_GIVEN EXERCISE_
Go through the data and copy every line exactly, but not the images.

_DATA FOR THIS EXERCISE_
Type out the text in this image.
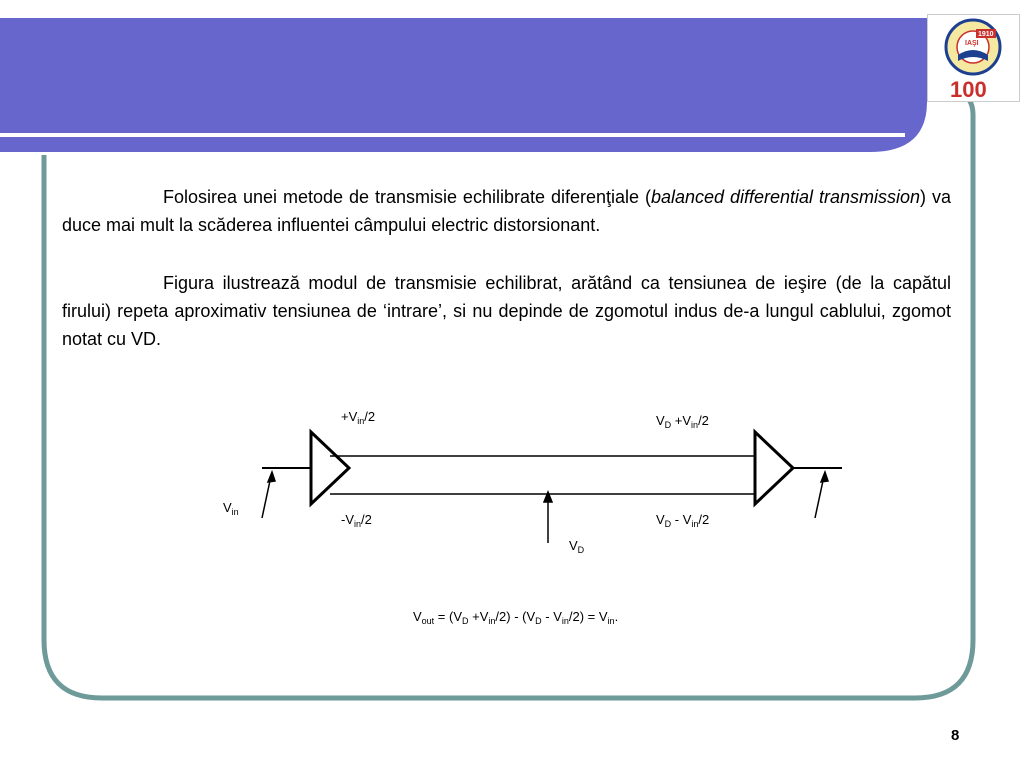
IAŞI
1910
100

Folosirea unei metode de transmisie echilibrate diferenţiale (balanced differential transmission) va duce mai mult la scăderea influentei câmpului electric distorsionant.

Figura ilustrează modul de transmisie echilibrat, arătând ca tensiunea de ieşire (de la capătul firului) repeta aproximativ tensiunea de ‘intrare’, si nu depinde de zgomotul indus de-a lungul cablului, zgomot notat cu VD.

$+V_{in}/2$	$V_D +V_{in}/2$
$V_{in}$	$-V_{in}/2$	$V_D - V_{in}/2$
$V_D$
$V_{out} = (V_D +V_{in}/2) - (V_D - V_{in}/2) = V_{in}$.
8
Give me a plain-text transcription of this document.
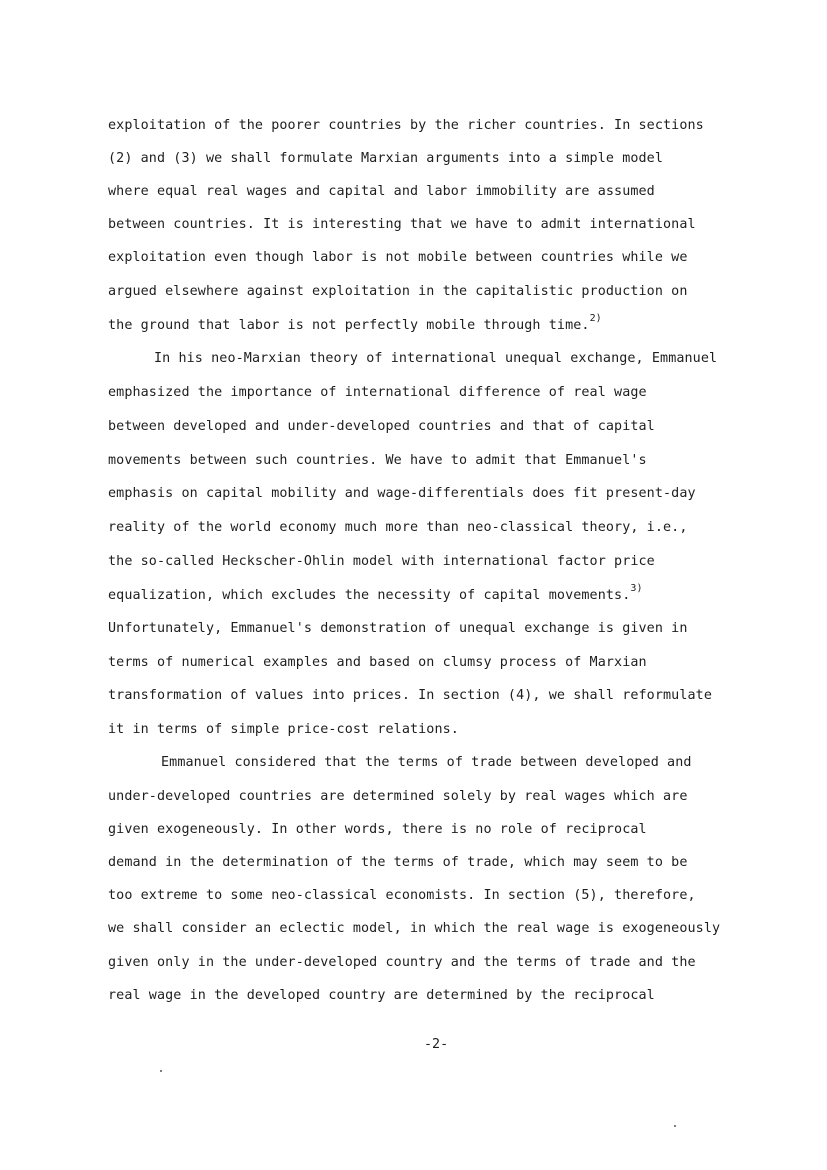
exploitation of the poorer countries by the richer countries. In sections
(2) and (3) we shall formulate Marxian arguments into a simple model
where equal real wages and capital and labor immobility are assumed
between countries. It is interesting that we have to admit international
exploitation even though labor is not mobile between countries while we
argued elsewhere against exploitation in the capitalistic production on
the ground that labor is not perfectly mobile through time.$^{2)}$
In his neo-Marxian theory of international unequal exchange, Emmanuel
emphasized the importance of international difference of real wage
between developed and under-developed countries and that of capital
movements between such countries. We have to admit that Emmanuel's
emphasis on capital mobility and wage-differentials does fit present-day
reality of the world economy much more than neo-classical theory, i.e.,
the so-called Heckscher-Ohlin model with international factor price
equalization, which excludes the necessity of capital movements.$^{3)}$
Unfortunately, Emmanuel's demonstration of unequal exchange is given in
terms of numerical examples and based on clumsy process of Marxian
transformation of values into prices. In section (4), we shall reformulate
it in terms of simple price-cost relations.
Emmanuel considered that the terms of trade between developed and
under-developed countries are determined solely by real wages which are
given exogeneously. In other words, there is no role of reciprocal
demand in the determination of the terms of trade, which may seem to be
too extreme to some neo-classical economists. In section (5), therefore,
we shall consider an eclectic model, in which the real wage is exogeneously
given only in the under-developed country and the terms of trade and the
real wage in the developed country are determined by the reciprocal
-2-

_RESPONSE TO THIS TASK_
Type out the text in this image.
IAŞI
1910
100

Folosirea unei metode de transmisie echilibrate diferenţiale (balanced differential transmission) va duce mai mult la scăderea influentei câmpului electric distorsionant.

Figura ilustrează modul de transmisie echilibrat, arătând ca tensiunea de ieşire (de la capătul firului) repeta aproximativ tensiunea de ‘intrare’, si nu depinde de zgomotul indus de-a lungul cablului, zgomot notat cu VD.

$+V_{in}/2$	$V_D +V_{in}/2$
$V_{in}$	$-V_{in}/2$	$V_D - V_{in}/2$
$V_D$
$V_{out} = (V_D +V_{in}/2) - (V_D - V_{in}/2) = V_{in}$.
8
Give me a plain-text transcription of this document.
exploitation of the poorer countries by the richer countries. In sections
(2) and (3) we shall formulate Marxian arguments into a simple model
where equal real wages and capital and labor immobility are assumed
between countries. It is interesting that we have to admit international
exploitation even though labor is not mobile between countries while we
argued elsewhere against exploitation in the capitalistic production on
the ground that labor is not perfectly mobile through time.$^{2)}$
In his neo-Marxian theory of international unequal exchange, Emmanuel
emphasized the importance of international difference of real wage
between developed and under-developed countries and that of capital
movements between such countries. We have to admit that Emmanuel's
emphasis on capital mobility and wage-differentials does fit present-day
reality of the world economy much more than neo-classical theory, i.e.,
the so-called Heckscher-Ohlin model with international factor price
equalization, which excludes the necessity of capital movements.$^{3)}$
Unfortunately, Emmanuel's demonstration of unequal exchange is given in
terms of numerical examples and based on clumsy process of Marxian
transformation of values into prices. In section (4), we shall reformulate
it in terms of simple price-cost relations.
Emmanuel considered that the terms of trade between developed and
under-developed countries are determined solely by real wages which are
given exogeneously. In other words, there is no role of reciprocal
demand in the determination of the terms of trade, which may seem to be
too extreme to some neo-classical economists. In section (5), therefore,
we shall consider an eclectic model, in which the real wage is exogeneously
given only in the under-developed country and the terms of trade and the
real wage in the developed country are determined by the reciprocal
-2-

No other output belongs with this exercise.